#### Work required
Write out the lines word for word, starting with the first line of the data file and going on through the line with "error-cap-bottom xyxy=(742,246,775,253)", including that line.

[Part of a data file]
-- Start --

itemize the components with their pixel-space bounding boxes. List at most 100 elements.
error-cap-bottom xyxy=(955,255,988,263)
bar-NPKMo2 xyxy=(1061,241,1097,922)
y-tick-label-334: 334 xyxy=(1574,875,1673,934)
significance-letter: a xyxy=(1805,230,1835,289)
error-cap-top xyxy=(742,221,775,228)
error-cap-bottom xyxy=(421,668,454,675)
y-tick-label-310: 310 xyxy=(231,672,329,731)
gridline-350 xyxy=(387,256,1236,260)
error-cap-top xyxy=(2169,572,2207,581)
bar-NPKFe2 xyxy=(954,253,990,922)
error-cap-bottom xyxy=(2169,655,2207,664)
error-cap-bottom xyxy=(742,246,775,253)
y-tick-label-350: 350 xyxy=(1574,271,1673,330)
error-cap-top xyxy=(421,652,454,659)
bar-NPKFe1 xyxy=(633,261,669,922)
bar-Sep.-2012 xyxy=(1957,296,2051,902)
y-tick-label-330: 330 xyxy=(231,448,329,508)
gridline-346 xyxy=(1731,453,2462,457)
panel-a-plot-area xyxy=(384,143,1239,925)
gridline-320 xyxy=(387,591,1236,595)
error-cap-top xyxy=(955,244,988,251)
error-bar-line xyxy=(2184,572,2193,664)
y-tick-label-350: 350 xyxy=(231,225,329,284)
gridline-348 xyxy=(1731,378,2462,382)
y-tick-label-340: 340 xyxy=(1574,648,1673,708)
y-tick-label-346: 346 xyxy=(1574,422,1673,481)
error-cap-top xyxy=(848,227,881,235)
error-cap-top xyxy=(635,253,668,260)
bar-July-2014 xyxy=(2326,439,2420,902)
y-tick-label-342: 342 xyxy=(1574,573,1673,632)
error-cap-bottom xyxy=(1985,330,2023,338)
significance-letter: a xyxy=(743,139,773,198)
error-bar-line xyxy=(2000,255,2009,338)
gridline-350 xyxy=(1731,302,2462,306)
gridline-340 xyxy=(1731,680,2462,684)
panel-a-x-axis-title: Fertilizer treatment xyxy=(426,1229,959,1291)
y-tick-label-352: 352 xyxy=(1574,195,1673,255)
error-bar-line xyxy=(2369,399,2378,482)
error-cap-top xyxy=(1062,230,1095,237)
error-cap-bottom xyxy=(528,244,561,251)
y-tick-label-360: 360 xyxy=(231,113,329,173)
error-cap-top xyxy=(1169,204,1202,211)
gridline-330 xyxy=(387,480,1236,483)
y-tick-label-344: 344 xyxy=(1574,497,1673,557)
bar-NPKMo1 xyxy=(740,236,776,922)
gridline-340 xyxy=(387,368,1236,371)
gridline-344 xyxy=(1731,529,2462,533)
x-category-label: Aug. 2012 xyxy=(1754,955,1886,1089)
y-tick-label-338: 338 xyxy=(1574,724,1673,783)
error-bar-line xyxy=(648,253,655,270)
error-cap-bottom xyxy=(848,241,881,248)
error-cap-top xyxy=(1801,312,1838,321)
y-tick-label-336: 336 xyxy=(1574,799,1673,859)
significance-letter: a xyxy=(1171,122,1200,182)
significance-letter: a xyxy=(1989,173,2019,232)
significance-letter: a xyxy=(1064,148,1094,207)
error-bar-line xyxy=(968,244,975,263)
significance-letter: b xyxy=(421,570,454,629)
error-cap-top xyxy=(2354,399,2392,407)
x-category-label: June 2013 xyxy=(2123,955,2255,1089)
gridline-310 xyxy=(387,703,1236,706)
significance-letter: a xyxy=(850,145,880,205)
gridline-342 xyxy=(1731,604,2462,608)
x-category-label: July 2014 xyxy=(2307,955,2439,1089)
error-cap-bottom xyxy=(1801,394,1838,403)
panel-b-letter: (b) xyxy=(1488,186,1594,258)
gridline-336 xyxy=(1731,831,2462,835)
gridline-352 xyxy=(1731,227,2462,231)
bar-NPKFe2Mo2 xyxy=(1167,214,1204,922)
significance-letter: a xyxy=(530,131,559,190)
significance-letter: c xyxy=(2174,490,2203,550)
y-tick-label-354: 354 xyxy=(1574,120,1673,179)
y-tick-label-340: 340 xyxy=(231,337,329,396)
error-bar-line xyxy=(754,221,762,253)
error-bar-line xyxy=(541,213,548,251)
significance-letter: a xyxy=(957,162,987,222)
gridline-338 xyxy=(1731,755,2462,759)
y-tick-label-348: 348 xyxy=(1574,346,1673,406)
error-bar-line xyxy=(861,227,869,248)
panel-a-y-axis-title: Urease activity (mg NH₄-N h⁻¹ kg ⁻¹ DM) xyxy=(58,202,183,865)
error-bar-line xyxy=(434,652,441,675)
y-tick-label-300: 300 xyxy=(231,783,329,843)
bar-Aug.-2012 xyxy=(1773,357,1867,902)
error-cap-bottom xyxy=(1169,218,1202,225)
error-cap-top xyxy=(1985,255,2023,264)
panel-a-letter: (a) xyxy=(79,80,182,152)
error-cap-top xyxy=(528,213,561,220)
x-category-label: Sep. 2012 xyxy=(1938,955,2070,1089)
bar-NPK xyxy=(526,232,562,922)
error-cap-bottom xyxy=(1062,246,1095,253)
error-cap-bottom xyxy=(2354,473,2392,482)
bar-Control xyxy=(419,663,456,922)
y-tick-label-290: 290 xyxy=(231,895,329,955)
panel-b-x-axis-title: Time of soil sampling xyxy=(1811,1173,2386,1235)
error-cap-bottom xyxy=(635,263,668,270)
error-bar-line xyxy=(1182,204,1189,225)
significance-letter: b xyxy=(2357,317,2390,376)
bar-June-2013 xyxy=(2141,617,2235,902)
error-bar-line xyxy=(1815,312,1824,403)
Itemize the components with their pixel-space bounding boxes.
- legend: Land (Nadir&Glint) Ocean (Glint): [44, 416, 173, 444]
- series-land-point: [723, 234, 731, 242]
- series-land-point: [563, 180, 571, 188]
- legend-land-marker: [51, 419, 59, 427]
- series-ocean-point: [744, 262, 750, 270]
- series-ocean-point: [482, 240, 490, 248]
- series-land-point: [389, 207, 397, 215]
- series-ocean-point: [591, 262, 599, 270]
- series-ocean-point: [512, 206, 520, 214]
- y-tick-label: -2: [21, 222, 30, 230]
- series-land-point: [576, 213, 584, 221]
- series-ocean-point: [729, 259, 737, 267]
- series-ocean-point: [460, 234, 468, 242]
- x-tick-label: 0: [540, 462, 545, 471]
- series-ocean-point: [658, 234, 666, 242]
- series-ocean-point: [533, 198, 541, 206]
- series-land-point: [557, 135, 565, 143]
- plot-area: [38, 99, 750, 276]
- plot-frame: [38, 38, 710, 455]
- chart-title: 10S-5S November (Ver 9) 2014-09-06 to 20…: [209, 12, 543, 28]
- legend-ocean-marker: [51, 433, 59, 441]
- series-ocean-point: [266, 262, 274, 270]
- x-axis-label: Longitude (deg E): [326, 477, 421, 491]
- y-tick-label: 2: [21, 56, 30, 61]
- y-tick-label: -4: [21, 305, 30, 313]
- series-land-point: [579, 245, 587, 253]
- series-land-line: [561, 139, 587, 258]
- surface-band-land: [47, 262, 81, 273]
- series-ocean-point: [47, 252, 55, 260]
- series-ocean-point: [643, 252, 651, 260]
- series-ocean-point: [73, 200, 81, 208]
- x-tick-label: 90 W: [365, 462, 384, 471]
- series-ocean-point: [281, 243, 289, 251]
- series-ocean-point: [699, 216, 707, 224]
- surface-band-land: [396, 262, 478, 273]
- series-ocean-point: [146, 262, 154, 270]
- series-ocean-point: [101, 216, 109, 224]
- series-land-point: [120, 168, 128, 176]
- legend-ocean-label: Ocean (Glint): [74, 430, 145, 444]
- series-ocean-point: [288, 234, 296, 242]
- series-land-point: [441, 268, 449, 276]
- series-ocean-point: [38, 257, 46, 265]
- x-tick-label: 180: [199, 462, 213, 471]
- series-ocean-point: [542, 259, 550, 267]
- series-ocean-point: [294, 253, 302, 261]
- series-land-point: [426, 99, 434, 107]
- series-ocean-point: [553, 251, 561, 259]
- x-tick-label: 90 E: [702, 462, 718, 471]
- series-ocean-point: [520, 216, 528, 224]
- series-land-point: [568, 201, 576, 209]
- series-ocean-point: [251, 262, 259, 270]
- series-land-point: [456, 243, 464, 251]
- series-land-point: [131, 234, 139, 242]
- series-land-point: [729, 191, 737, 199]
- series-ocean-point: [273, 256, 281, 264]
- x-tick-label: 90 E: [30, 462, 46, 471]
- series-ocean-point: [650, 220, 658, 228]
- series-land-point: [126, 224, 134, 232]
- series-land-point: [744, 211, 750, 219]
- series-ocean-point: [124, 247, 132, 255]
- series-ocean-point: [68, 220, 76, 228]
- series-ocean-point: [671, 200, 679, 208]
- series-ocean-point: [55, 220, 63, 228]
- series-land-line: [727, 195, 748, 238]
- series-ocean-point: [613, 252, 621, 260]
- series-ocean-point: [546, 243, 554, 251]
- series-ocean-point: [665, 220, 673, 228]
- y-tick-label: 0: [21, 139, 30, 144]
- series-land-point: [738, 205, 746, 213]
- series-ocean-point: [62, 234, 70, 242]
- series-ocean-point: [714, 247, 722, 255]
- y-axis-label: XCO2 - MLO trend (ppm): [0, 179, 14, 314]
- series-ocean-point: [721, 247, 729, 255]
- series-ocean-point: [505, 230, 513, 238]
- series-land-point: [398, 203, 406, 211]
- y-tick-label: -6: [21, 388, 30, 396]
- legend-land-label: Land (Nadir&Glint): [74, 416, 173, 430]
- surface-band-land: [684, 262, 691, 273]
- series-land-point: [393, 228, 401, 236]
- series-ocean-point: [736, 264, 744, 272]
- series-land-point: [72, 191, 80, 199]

-- End --

#### The solution
itemize the components with their pixel-space bounding boxes. List at most 100 elements.
error-cap-bottom xyxy=(955,255,988,263)
bar-NPKMo2 xyxy=(1061,241,1097,922)
y-tick-label-334: 334 xyxy=(1574,875,1673,934)
significance-letter: a xyxy=(1805,230,1835,289)
error-cap-top xyxy=(742,221,775,228)
error-cap-bottom xyxy=(421,668,454,675)
y-tick-label-310: 310 xyxy=(231,672,329,731)
gridline-350 xyxy=(387,256,1236,260)
error-cap-top xyxy=(2169,572,2207,581)
bar-NPKFe2 xyxy=(954,253,990,922)
error-cap-bottom xyxy=(2169,655,2207,664)
error-cap-bottom xyxy=(742,246,775,253)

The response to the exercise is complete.